:: Excerpted passage ::
Skip to contents

A simple regex for retaining only a-z, A-Z and 0-9 as well as white space characters, including new lines. This function will remove accented characters, and any non-English characters, punctuation, etc. so it is a heavy-duty approach to cleaning and should be used prudently. If you know that you need to keep accents, try limpiar_non_ascii first, before avoiding these functions altogether.

Usage

limpiar_alphanumeric(data, text_var = mention_content)
:::
### Instructions:
a: According to the limpiar_alphanumeric documentation page, which function should you try first if you need to keep accents?
b: Carry on the limpiar_alphanumeric documentation page from its last line.
:: Material shown ::
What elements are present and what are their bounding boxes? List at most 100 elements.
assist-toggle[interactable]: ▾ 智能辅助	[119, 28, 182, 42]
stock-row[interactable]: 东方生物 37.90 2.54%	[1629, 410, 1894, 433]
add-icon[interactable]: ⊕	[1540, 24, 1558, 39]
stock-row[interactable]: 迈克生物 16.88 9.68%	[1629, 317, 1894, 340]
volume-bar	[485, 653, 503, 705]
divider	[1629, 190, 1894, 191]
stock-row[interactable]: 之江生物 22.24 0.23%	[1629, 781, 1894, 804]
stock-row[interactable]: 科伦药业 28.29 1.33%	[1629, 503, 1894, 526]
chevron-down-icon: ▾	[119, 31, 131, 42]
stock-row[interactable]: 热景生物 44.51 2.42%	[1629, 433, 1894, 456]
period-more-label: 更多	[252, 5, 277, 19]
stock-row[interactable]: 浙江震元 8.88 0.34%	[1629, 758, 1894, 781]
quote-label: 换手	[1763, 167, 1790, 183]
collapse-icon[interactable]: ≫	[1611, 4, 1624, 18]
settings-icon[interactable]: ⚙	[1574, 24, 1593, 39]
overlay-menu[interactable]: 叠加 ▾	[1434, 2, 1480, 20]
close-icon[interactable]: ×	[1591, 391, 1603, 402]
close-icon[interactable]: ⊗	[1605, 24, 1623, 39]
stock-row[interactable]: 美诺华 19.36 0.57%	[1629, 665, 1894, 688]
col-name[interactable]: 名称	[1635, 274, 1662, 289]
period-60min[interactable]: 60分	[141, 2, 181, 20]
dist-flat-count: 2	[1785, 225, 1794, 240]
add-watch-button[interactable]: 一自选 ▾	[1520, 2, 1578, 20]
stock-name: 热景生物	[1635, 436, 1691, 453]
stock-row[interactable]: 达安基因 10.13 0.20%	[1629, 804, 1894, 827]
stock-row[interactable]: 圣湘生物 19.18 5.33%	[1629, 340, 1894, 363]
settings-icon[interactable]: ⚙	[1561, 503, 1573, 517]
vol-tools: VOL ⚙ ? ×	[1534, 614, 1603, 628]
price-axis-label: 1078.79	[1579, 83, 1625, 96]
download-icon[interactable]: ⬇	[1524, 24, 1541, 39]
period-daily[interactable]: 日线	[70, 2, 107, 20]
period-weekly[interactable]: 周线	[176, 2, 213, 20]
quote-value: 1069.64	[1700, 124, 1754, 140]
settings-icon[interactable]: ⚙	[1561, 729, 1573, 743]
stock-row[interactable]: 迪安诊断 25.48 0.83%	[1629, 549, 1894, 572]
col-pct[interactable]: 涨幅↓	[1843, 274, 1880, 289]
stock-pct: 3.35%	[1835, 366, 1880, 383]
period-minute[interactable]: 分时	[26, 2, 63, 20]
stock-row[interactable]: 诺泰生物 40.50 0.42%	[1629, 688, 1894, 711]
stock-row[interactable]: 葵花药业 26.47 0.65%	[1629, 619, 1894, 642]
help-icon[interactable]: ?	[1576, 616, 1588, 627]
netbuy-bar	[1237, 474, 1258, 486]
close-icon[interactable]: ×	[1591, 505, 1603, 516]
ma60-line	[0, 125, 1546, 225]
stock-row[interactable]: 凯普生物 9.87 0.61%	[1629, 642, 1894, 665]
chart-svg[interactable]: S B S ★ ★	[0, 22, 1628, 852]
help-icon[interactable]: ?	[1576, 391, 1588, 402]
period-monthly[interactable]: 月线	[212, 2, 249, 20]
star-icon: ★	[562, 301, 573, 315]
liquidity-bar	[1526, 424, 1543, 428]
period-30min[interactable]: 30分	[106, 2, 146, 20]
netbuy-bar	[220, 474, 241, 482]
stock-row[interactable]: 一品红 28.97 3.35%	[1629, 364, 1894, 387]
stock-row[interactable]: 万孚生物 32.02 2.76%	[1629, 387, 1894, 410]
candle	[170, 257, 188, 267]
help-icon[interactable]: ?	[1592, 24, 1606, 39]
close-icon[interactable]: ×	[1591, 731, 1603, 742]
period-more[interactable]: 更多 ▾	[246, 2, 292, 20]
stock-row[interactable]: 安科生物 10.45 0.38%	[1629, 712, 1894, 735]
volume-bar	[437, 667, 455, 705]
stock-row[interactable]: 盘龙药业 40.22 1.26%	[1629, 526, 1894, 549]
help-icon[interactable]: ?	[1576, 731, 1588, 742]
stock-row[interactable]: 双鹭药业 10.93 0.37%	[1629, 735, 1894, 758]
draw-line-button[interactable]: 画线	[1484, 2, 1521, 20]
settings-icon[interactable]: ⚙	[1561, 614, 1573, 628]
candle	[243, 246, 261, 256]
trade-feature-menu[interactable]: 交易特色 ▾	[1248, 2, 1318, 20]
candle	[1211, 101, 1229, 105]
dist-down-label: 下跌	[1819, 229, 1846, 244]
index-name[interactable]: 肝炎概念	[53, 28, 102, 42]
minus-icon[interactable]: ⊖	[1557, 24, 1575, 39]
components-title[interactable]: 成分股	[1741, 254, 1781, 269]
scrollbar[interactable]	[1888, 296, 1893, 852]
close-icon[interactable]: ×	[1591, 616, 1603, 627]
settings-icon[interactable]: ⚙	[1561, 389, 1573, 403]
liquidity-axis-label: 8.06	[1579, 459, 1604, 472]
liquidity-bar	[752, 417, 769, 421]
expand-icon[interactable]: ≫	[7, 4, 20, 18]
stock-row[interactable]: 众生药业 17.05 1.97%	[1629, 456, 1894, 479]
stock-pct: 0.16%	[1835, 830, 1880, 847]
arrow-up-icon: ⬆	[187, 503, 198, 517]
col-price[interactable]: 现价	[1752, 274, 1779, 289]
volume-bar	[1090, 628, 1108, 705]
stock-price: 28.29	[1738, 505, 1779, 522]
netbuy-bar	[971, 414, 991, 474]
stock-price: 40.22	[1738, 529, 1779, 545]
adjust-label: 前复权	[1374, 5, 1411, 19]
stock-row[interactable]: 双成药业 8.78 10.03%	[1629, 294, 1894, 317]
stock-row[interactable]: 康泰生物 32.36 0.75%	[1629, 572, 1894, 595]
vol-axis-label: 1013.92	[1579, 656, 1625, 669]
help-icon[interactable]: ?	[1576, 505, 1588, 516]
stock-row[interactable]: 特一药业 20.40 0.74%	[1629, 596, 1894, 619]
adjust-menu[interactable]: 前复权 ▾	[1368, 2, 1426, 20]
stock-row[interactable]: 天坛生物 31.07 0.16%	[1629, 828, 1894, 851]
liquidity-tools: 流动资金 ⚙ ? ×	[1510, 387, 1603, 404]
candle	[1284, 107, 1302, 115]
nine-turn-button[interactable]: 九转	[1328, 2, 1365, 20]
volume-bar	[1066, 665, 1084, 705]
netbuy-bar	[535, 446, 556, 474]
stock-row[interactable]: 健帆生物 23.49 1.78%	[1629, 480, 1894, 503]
:::
### Exercise results:
a: limpiar_non_ascii

b:
Arguments

data

Name of your Data Frame or Tibble object

text_var

Name of your text variable. Can be given as a 'string' or a symbol - should refer to a column inside data

Value

Data frame with the text variable changed in place

Examples

test_df <- data.frame(
text = c(
  "Simple text 123",              # Basic ASCII only
  "Hello! How are you? 😊 🌟",    # ASCII + punctuation + emojis
  "café München niño",            # Latin-1 accented characters
  "#special@chars&(~)|[$]",       # Special characters and symbols
  "混合汉字と日本語 → ⌘ £€¥"      # CJK characters + symbols + arrows
)
)

limpiar_alphanumeric(test_df, text)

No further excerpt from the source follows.